→ **Aim**:
Pull each line holding "pages" out of the entries below.

→ **Extracted records**:
-------------------------

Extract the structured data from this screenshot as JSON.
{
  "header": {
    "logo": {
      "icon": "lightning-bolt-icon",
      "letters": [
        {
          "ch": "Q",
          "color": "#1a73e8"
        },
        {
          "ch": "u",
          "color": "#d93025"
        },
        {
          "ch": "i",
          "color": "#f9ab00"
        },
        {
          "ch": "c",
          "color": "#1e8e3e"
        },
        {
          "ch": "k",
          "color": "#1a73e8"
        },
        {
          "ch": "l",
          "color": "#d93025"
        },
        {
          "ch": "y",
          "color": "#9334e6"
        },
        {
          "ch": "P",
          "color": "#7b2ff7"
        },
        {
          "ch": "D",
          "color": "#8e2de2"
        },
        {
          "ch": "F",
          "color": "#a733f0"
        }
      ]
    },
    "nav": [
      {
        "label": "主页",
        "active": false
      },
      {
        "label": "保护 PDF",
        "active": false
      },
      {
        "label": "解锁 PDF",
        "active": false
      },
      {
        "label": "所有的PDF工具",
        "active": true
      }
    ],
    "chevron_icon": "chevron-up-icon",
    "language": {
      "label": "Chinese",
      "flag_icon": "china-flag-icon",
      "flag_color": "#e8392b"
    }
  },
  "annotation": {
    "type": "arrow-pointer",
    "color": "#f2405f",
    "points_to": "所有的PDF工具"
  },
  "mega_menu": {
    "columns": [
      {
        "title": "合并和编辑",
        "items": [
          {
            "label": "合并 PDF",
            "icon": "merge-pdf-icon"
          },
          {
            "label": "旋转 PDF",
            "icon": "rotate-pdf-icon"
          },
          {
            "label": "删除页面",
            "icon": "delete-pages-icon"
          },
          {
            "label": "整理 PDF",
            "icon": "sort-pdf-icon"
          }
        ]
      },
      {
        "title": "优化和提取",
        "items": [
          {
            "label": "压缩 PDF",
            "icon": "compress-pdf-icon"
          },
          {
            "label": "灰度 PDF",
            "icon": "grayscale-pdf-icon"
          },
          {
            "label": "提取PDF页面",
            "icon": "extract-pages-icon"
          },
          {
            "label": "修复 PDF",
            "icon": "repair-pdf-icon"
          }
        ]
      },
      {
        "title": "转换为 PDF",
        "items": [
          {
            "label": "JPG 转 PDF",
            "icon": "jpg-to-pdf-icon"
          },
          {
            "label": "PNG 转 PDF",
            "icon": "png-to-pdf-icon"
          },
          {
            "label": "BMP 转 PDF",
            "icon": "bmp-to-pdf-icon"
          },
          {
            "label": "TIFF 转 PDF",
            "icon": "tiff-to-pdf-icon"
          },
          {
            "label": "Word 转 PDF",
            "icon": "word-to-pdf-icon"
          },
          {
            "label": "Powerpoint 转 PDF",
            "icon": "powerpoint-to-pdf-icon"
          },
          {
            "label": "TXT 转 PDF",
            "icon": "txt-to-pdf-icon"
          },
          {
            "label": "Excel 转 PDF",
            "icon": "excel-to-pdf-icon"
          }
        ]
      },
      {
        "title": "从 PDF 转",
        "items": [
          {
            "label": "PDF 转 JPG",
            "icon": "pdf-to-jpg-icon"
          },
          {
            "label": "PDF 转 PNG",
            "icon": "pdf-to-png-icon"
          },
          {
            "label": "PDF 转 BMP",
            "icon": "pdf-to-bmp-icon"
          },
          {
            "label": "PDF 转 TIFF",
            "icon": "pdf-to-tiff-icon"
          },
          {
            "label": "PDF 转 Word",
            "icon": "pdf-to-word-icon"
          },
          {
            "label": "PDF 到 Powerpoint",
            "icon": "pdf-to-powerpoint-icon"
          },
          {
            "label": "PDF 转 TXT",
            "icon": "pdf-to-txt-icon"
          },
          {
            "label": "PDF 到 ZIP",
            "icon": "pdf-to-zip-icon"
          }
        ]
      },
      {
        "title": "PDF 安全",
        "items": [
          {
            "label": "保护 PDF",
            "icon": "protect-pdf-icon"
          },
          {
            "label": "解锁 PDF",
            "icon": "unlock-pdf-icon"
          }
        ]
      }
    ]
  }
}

-------------------------

→ **Correct response**:
            "icon": "delete-pages-icon"
            "icon": "extract-pages-icon"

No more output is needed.